Transcribe all of the material below word for word and leave out its pictures.

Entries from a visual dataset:
** start **
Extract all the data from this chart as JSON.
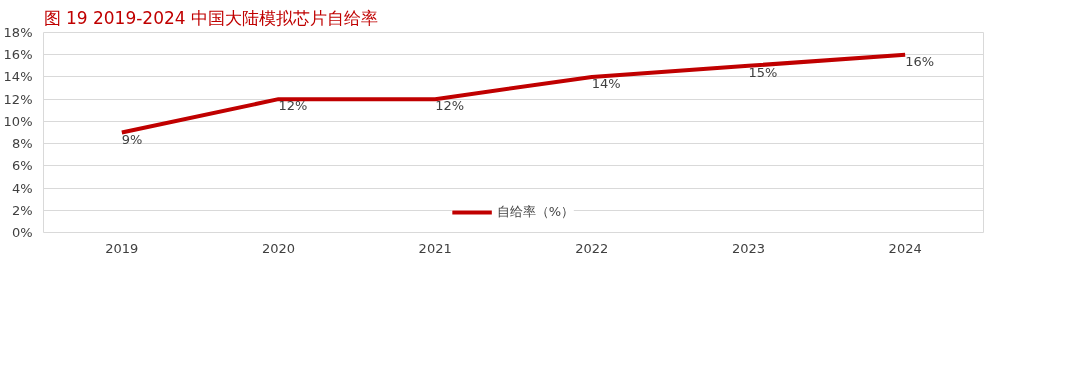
{
  "chart_data": {
    "type": "line",
    "title": "图 19   2019-2024 中国大陆模拟芯片自给率",
    "categories": [
      "2019",
      "2020",
      "2021",
      "2022",
      "2023",
      "2024"
    ],
    "series": [
      {
        "name": "自给率（%）",
        "color": "#c00000",
        "values": [
          9,
          12,
          12,
          14,
          15,
          16
        ],
        "value_labels": [
          "9%",
          "12%",
          "12%",
          "14%",
          "15%",
          "16%"
        ]
      }
    ],
    "ylim": [
      0,
      18
    ],
    "yticks": [
      {
        "value": 0,
        "label": "0%"
      },
      {
        "value": 2,
        "label": "2%"
      },
      {
        "value": 4,
        "label": "4%"
      },
      {
        "value": 6,
        "label": "6%"
      },
      {
        "value": 8,
        "label": "8%"
      },
      {
        "value": 10,
        "label": "10%"
      },
      {
        "value": 12,
        "label": "12%"
      },
      {
        "value": 14,
        "label": "14%"
      },
      {
        "value": 16,
        "label": "16%"
      },
      {
        "value": 18,
        "label": "18%"
      }
    ],
    "grid": "y",
    "legend": "bottom",
    "marker": "none",
    "line_style": "solid"
  }
}
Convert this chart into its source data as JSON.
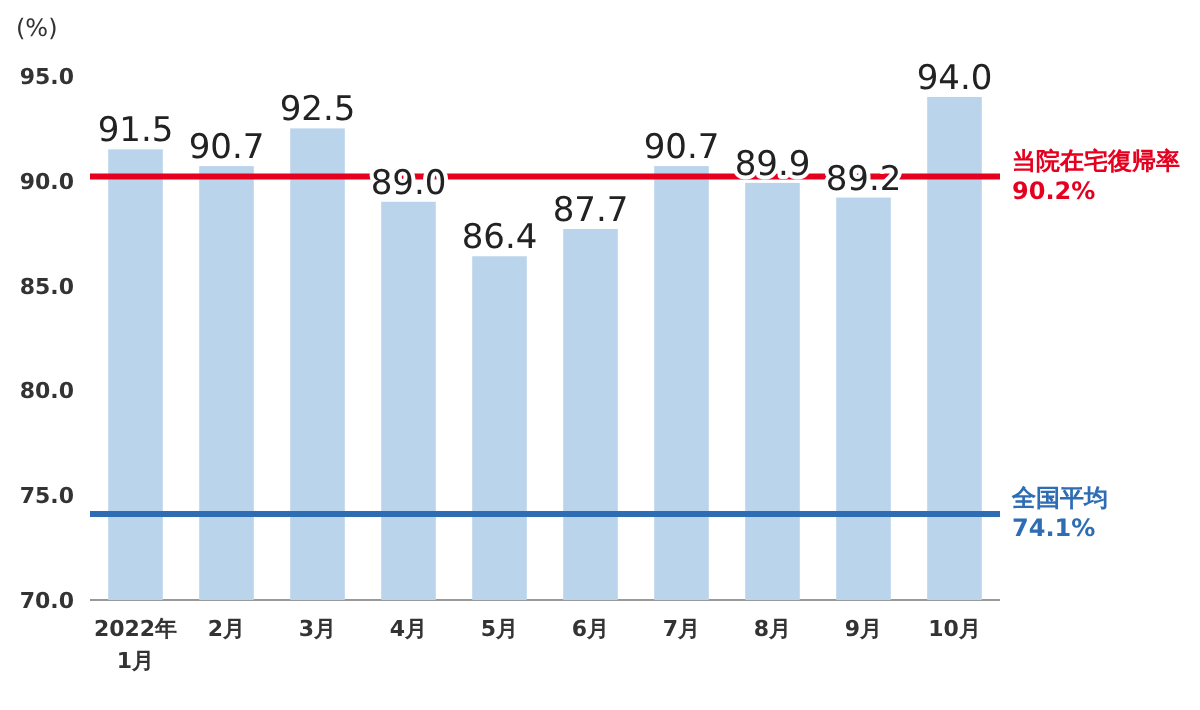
{
  "chart_data": {
    "type": "bar",
    "ylabel": "(%)",
    "categories": [
      "2022年\n1月",
      "2月",
      "3月",
      "4月",
      "5月",
      "6月",
      "7月",
      "8月",
      "9月",
      "10月"
    ],
    "values": [
      91.5,
      90.7,
      92.5,
      89.0,
      86.4,
      87.7,
      90.7,
      89.9,
      89.2,
      94.0
    ],
    "value_labels": [
      "91.5",
      "90.7",
      "92.5",
      "89.0",
      "86.4",
      "87.7",
      "90.7",
      "89.9",
      "89.2",
      "94.0"
    ],
    "color": "#bad4eb",
    "ylim": [
      70,
      95
    ],
    "yticks": [
      {
        "value": 70,
        "label": "70.0"
      },
      {
        "value": 75,
        "label": "75.0"
      },
      {
        "value": 80,
        "label": "80.0"
      },
      {
        "value": 85,
        "label": "85.0"
      },
      {
        "value": 90,
        "label": "90.0"
      },
      {
        "value": 95,
        "label": "95.0"
      }
    ],
    "ref_lines": [
      {
        "axis": "y",
        "value": 90.2,
        "label": "当院在宅復帰率\n90.2%",
        "color": "#e60020"
      },
      {
        "axis": "y",
        "value": 74.1,
        "label": "全国平均\n74.1%",
        "color": "#2e6db4"
      }
    ]
  }
}
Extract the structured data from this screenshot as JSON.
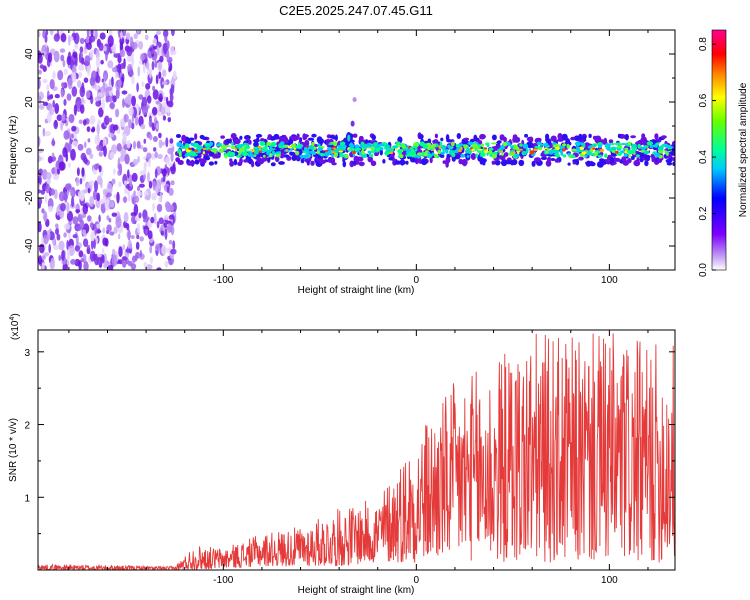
{
  "title": "C2E5.2025.247.07.45.G11",
  "colors": {
    "trace": "#e53a3a",
    "axis": "#000000",
    "background": "#ffffff",
    "noise": "#7a2ee6"
  },
  "chart_data": [
    {
      "type": "heatmap",
      "title": "C2E5.2025.247.07.45.G11",
      "xlabel": "Height of straight line (km)",
      "ylabel": "Frequency (Hz)",
      "xlim": [
        -196,
        134
      ],
      "ylim": [
        -50,
        50
      ],
      "x_ticks": [
        -100,
        0,
        100
      ],
      "x_tick_labels": [
        "-100",
        "0",
        "100"
      ],
      "y_ticks": [
        -40,
        -20,
        0,
        20,
        40
      ],
      "y_tick_labels": [
        "-40",
        "-20",
        "0",
        "20",
        "40"
      ],
      "noise_region_x": [
        -196,
        -125
      ],
      "signal_band": {
        "x_range": [
          -125,
          134
        ],
        "center_hz": 0,
        "half_width_hz": 5
      },
      "secondary_feature": {
        "x": -35,
        "y_hz": 5
      },
      "colorbar": {
        "label": "Normalized spectral amplitude",
        "range": [
          0.0,
          0.85
        ],
        "ticks": [
          0.0,
          0.2,
          0.4,
          0.6,
          0.8
        ],
        "tick_labels": [
          "0.0",
          "0.2",
          "0.4",
          "0.6",
          "0.8"
        ]
      }
    },
    {
      "type": "line",
      "xlabel": "Height of straight line (km)",
      "ylabel": "SNR (10 * v/v)",
      "scale_label": "(x10",
      "scale_exponent": "4",
      "scale_close": ")",
      "xlim": [
        -196,
        134
      ],
      "ylim": [
        0,
        3.3
      ],
      "x_ticks": [
        -100,
        0,
        100
      ],
      "x_tick_labels": [
        "-100",
        "0",
        "100"
      ],
      "y_ticks": [
        1,
        2,
        3
      ],
      "y_tick_labels": [
        "1",
        "2",
        "3"
      ],
      "series": [
        {
          "name": "SNR",
          "envelope_x": [
            -196,
            -125,
            -115,
            -100,
            -80,
            -60,
            -40,
            -20,
            0,
            20,
            40,
            60,
            80,
            100,
            120,
            134
          ],
          "envelope_max": [
            0.08,
            0.05,
            0.35,
            0.3,
            0.5,
            0.6,
            0.85,
            1.0,
            1.9,
            2.6,
            2.9,
            3.3,
            3.2,
            3.3,
            3.1,
            3.2
          ],
          "envelope_min": [
            0.0,
            0.0,
            0.0,
            0.02,
            0.05,
            0.05,
            0.05,
            0.1,
            0.1,
            0.15,
            0.1,
            0.1,
            0.1,
            0.1,
            0.1,
            0.1
          ]
        }
      ]
    }
  ]
}
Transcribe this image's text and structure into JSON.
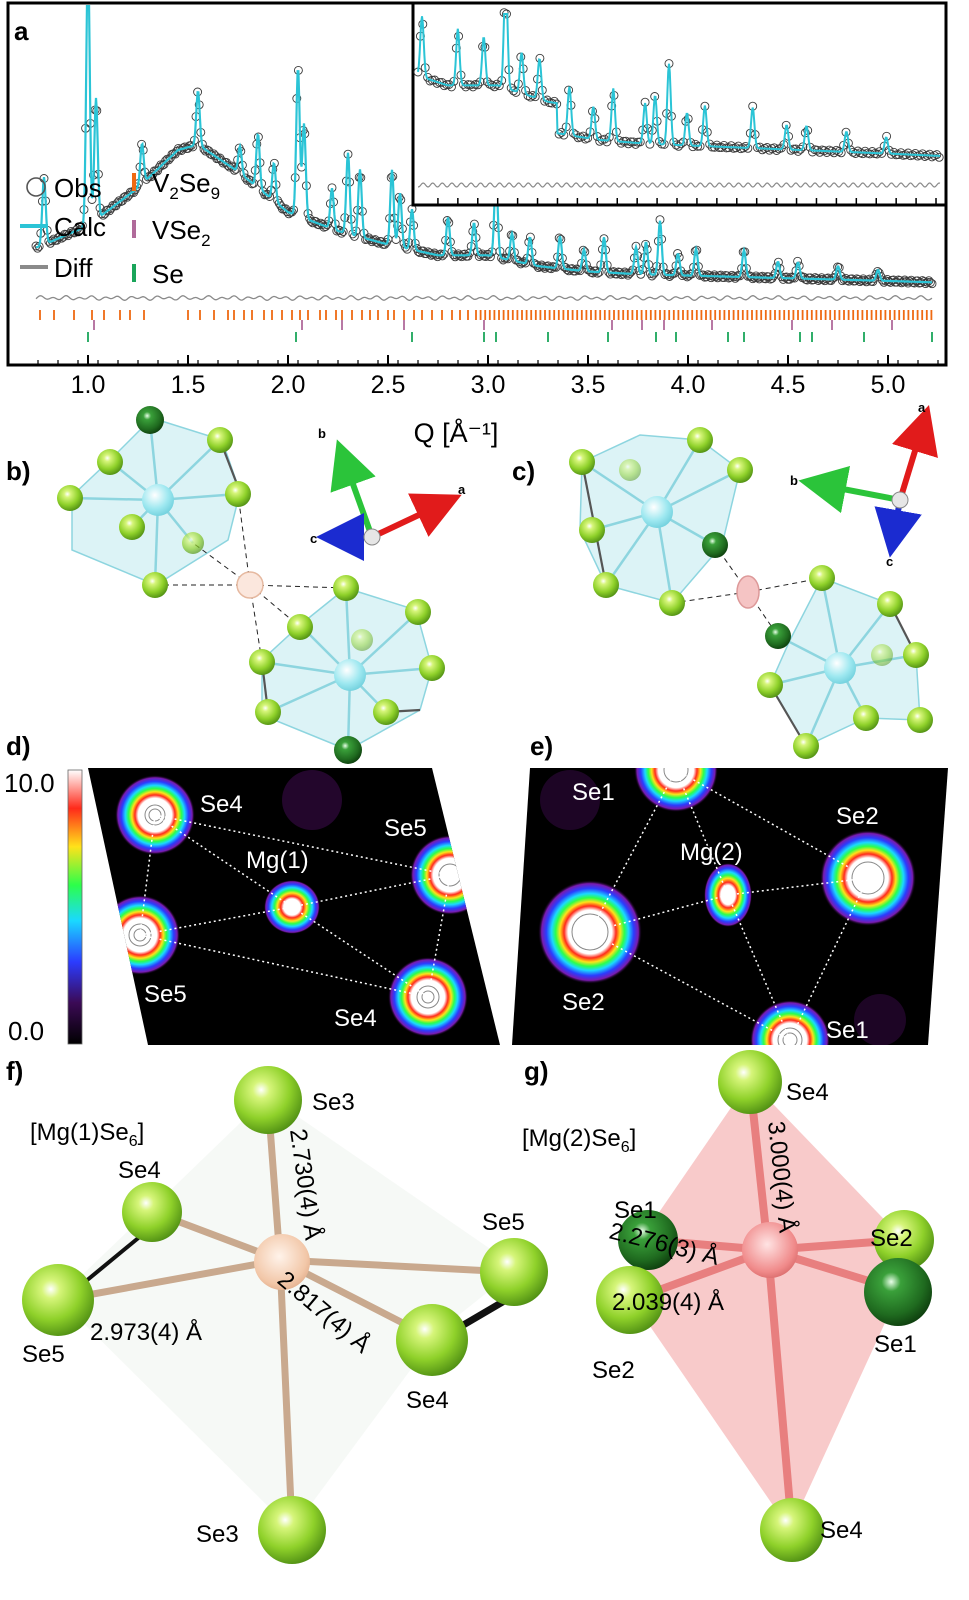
** end **
THE REPLY:
Extract all the data from this chart as JSON.
{
  "chart_data": {
    "type": "line",
    "title": "图 19   2019-2024 中国大陆模拟芯片自给率",
    "categories": [
      "2019",
      "2020",
      "2021",
      "2022",
      "2023",
      "2024"
    ],
    "series": [
      {
        "name": "自给率（%）",
        "color": "#c00000",
        "values": [
          9,
          12,
          12,
          14,
          15,
          16
        ],
        "value_labels": [
          "9%",
          "12%",
          "12%",
          "14%",
          "15%",
          "16%"
        ]
      }
    ],
    "ylim": [
      0,
      18
    ],
    "yticks": [
      {
        "value": 0,
        "label": "0%"
      },
      {
        "value": 2,
        "label": "2%"
      },
      {
        "value": 4,
        "label": "4%"
      },
      {
        "value": 6,
        "label": "6%"
      },
      {
        "value": 8,
        "label": "8%"
      },
      {
        "value": 10,
        "label": "10%"
      },
      {
        "value": 12,
        "label": "12%"
      },
      {
        "value": 14,
        "label": "14%"
      },
      {
        "value": 16,
        "label": "16%"
      },
      {
        "value": 18,
        "label": "18%"
      }
    ],
    "grid": "y",
    "legend": "bottom",
    "marker": "none",
    "line_style": "solid"
  }
}
Convert this chart into its source data as JSON.
{
  "chart_data": {
    "type": "bar",
    "ylabel": "(%)",
    "categories": [
      "2022年\n1月",
      "2月",
      "3月",
      "4月",
      "5月",
      "6月",
      "7月",
      "8月",
      "9月",
      "10月"
    ],
    "values": [
      91.5,
      90.7,
      92.5,
      89.0,
      86.4,
      87.7,
      90.7,
      89.9,
      89.2,
      94.0
    ],
    "value_labels": [
      "91.5",
      "90.7",
      "92.5",
      "89.0",
      "86.4",
      "87.7",
      "90.7",
      "89.9",
      "89.2",
      "94.0"
    ],
    "color": "#bad4eb",
    "ylim": [
      70,
      95
    ],
    "yticks": [
      {
        "value": 70,
        "label": "70.0"
      },
      {
        "value": 75,
        "label": "75.0"
      },
      {
        "value": 80,
        "label": "80.0"
      },
      {
        "value": 85,
        "label": "85.0"
      },
      {
        "value": 90,
        "label": "90.0"
      },
      {
        "value": 95,
        "label": "95.0"
      }
    ],
    "ref_lines": [
      {
        "axis": "y",
        "value": 90.2,
        "label": "当院在宅復帰率\n90.2%",
        "color": "#e60020"
      },
      {
        "axis": "y",
        "value": 74.1,
        "label": "全国平均\n74.1%",
        "color": "#2e6db4"
      }
    ]
  }
}
Extract the structured data from this screenshot as JSON.
{
  "title": "C2E5.2025.247.07.45.G11",
  "colors": {
    "trace": "#e53a3a",
    "axis": "#000000",
    "background": "#ffffff",
    "noise": "#7a2ee6"
  },
  "chart_data": [
    {
      "type": "heatmap",
      "title": "C2E5.2025.247.07.45.G11",
      "xlabel": "Height of straight line (km)",
      "ylabel": "Frequency (Hz)",
      "xlim": [
        -196,
        134
      ],
      "ylim": [
        -50,
        50
      ],
      "x_ticks": [
        -100,
        0,
        100
      ],
      "x_tick_labels": [
        "-100",
        "0",
        "100"
      ],
      "y_ticks": [
        -40,
        -20,
        0,
        20,
        40
      ],
      "y_tick_labels": [
        "-40",
        "-20",
        "0",
        "20",
        "40"
      ],
      "noise_region_x": [
        -196,
        -125
      ],
      "signal_band": {
        "x_range": [
          -125,
          134
        ],
        "center_hz": 0,
        "half_width_hz": 5
      },
      "secondary_feature": {
        "x": -35,
        "y_hz": 5
      },
      "colorbar": {
        "label": "Normalized spectral amplitude",
        "range": [
          0.0,
          0.85
        ],
        "ticks": [
          0.0,
          0.2,
          0.4,
          0.6,
          0.8
        ],
        "tick_labels": [
          "0.0",
          "0.2",
          "0.4",
          "0.6",
          "0.8"
        ]
      }
    },
    {
      "type": "line",
      "xlabel": "Height of straight line (km)",
      "ylabel": "SNR (10 * v/v)",
      "scale_label": "(x10",
      "scale_exponent": "4",
      "scale_close": ")",
      "xlim": [
        -196,
        134
      ],
      "ylim": [
        0,
        3.3
      ],
      "x_ticks": [
        -100,
        0,
        100
      ],
      "x_tick_labels": [
        "-100",
        "0",
        "100"
      ],
      "y_ticks": [
        1,
        2,
        3
      ],
      "y_tick_labels": [
        "1",
        "2",
        "3"
      ],
      "series": [
        {
          "name": "SNR",
          "envelope_x": [
            -196,
            -125,
            -115,
            -100,
            -80,
            -60,
            -40,
            -20,
            0,
            20,
            40,
            60,
            80,
            100,
            120,
            134
          ],
          "envelope_max": [
            0.08,
            0.05,
            0.35,
            0.3,
            0.5,
            0.6,
            0.85,
            1.0,
            1.9,
            2.6,
            2.9,
            3.3,
            3.2,
            3.3,
            3.1,
            3.2
          ],
          "envelope_min": [
            0.0,
            0.0,
            0.0,
            0.02,
            0.05,
            0.05,
            0.05,
            0.1,
            0.1,
            0.15,
            0.1,
            0.1,
            0.1,
            0.1,
            0.1,
            0.1
          ]
        }
      ]
    }
  ]
}
Transcribe this image's text and structure into JSON.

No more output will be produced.